Below is a set of records; restate each one word for word.

+++ MATERIAL SHOWN

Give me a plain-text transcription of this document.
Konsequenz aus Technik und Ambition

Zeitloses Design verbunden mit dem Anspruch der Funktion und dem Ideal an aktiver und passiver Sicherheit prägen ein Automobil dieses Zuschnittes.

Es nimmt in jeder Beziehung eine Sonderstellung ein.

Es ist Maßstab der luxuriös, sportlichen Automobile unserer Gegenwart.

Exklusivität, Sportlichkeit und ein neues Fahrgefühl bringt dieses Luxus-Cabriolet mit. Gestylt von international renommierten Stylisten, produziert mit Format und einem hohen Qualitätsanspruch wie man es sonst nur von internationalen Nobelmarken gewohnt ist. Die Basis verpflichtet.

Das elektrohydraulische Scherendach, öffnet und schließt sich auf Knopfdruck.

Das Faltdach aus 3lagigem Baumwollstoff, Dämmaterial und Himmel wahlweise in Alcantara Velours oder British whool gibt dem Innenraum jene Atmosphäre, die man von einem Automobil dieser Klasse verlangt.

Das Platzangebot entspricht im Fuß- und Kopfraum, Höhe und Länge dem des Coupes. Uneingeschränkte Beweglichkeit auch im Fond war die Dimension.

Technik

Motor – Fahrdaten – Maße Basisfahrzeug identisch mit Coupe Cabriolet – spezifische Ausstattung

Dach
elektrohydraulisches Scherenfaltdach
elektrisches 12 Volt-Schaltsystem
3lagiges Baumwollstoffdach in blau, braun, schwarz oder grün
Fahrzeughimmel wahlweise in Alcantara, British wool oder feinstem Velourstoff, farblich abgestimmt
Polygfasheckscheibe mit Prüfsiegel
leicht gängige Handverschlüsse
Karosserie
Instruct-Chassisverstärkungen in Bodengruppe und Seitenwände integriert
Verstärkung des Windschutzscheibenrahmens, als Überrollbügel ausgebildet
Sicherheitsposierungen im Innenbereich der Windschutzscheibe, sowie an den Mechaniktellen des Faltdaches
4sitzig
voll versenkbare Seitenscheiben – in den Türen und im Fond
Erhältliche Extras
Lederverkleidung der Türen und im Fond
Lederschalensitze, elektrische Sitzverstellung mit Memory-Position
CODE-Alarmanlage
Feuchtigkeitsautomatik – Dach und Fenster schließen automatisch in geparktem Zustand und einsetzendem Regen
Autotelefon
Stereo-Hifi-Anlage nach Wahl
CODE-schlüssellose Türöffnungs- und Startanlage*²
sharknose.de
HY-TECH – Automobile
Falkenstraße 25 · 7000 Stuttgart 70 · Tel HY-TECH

++++++

== FINAL RESULT ==
Give me a plain-text transcription of this document.
Konsequenz aus Technik und Ambition

Zeitloses Design verbunden mit dem Anspruch der Funktion und dem Ideal an aktiver und passiver Sicherheit prägen ein Automobil dieses Zuschnittes.

Es nimmt in jeder Beziehung eine Sonderstellung ein.

Es ist Maßstab der luxuriös, sportlichen Automobile unserer Gegenwart.

Exklusivität, Sportlichkeit und ein neues Fahrgefühl bringt dieses Luxus-Cabriolet mit. Gestylt von international renommierten Stylisten, produziert mit Format und einem hohen Qualitätsanspruch wie man es sonst nur von internationalen Nobelmarken gewohnt ist. Die Basis verpflichtet.

Das elektrohydraulische Scherendach, öffnet und schließt sich auf Knopfdruck.

Das Faltdach aus 3lagigem Baumwollstoff, Dämmaterial und Himmel wahlweise in Alcantara Velours oder British whool gibt dem Innenraum jene Atmosphäre, die man von einem Automobil dieser Klasse verlangt.

Das Platzangebot entspricht im Fuß- und Kopfraum, Höhe und Länge dem des Coupes. Uneingeschränkte Beweglichkeit auch im Fond war die Dimension.

Technik

Motor – Fahrdaten – Maße Basisfahrzeug identisch mit Coupe Cabriolet – spezifische Ausstattung

Dach
elektrohydraulisches Scherenfaltdach
elektrisches 12 Volt-Schaltsystem
3lagiges Baumwollstoffdach in blau, braun, schwarz oder grün
Fahrzeughimmel wahlweise in Alcantara, British wool oder feinstem Velourstoff, farblich abgestimmt
Polygfasheckscheibe mit Prüfsiegel
leicht gängige Handverschlüsse
Karosserie
Instruct-Chassisverstärkungen in Bodengruppe und Seitenwände integriert
Verstärkung des Windschutzscheibenrahmens, als Überrollbügel ausgebildet
Sicherheitsposierungen im Innenbereich der Windschutzscheibe, sowie an den Mechaniktellen des Faltdaches
4sitzig
voll versenkbare Seitenscheiben – in den Türen und im Fond
Erhältliche Extras
Lederverkleidung der Türen und im Fond
Lederschalensitze, elektrische Sitzverstellung mit Memory-Position
CODE-Alarmanlage
Feuchtigkeitsautomatik – Dach und Fenster schließen automatisch in geparktem Zustand und einsetzendem Regen
Autotelefon
Stereo-Hifi-Anlage nach Wahl
CODE-schlüssellose Türöffnungs- und Startanlage*²
sharknose.de
HY-TECH – Automobile
Falkenstraße 25 · 7000 Stuttgart 70 · Tel HY-TECH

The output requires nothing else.